* **Objective**
Transcribe the lines of the records starting with the one that has "Output a JSON" in it and ending with the last, and transcribe nothing else.

* **Data lines**
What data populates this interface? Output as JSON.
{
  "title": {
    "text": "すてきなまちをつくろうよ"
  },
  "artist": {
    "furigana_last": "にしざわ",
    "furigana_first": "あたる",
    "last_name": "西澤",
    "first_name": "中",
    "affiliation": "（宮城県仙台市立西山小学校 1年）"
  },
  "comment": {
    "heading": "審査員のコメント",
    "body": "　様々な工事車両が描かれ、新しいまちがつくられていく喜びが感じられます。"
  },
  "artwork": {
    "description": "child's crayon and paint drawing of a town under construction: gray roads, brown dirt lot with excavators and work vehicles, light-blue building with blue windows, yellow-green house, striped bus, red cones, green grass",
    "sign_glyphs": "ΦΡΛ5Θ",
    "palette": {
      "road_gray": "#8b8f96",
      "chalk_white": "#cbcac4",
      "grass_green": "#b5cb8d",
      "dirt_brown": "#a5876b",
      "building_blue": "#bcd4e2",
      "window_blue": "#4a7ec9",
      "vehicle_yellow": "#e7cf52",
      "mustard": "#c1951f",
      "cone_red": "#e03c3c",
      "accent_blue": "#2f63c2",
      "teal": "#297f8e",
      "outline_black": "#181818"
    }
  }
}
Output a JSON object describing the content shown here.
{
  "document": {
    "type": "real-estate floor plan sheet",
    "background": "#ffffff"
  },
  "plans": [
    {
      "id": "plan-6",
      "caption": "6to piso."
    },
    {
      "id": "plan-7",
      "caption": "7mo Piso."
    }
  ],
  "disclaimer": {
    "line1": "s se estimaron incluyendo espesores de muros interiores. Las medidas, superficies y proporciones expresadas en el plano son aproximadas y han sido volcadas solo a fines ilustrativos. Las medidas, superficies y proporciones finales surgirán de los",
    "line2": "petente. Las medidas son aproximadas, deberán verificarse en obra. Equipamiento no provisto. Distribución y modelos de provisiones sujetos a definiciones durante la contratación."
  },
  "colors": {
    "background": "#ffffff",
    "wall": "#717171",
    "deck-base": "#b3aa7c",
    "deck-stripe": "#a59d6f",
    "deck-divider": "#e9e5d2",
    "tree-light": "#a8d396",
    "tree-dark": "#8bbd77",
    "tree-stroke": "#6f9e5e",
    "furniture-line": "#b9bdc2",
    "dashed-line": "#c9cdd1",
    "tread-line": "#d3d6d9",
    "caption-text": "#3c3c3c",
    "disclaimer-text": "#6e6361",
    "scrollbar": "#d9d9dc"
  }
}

* **Full answer**
Output a JSON object describing the content shown here.
{
  "document": {
    "type": "real-estate floor plan sheet",
    "background": "#ffffff"
  },
  "plans": [
    {
      "id": "plan-6",
      "caption": "6to piso."
    },
    {
      "id": "plan-7",
      "caption": "7mo Piso."
    }
  ],
  "disclaimer": {
    "line1": "s se estimaron incluyendo espesores de muros interiores. Las medidas, superficies y proporciones expresadas en el plano son aproximadas y han sido volcadas solo a fines ilustrativos. Las medidas, superficies y proporciones finales surgirán de los",
    "line2": "petente. Las medidas son aproximadas, deberán verificarse en obra. Equipamiento no provisto. Distribución y modelos de provisiones sujetos a definiciones durante la contratación."
  },
  "colors": {
    "background": "#ffffff",
    "wall": "#717171",
    "deck-base": "#b3aa7c",
    "deck-stripe": "#a59d6f",
    "deck-divider": "#e9e5d2",
    "tree-light": "#a8d396",
    "tree-dark": "#8bbd77",
    "tree-stroke": "#6f9e5e",
    "furniture-line": "#b9bdc2",
    "dashed-line": "#c9cdd1",
    "tread-line": "#d3d6d9",
    "caption-text": "#3c3c3c",
    "disclaimer-text": "#6e6361",
    "scrollbar": "#d9d9dc"
  }
}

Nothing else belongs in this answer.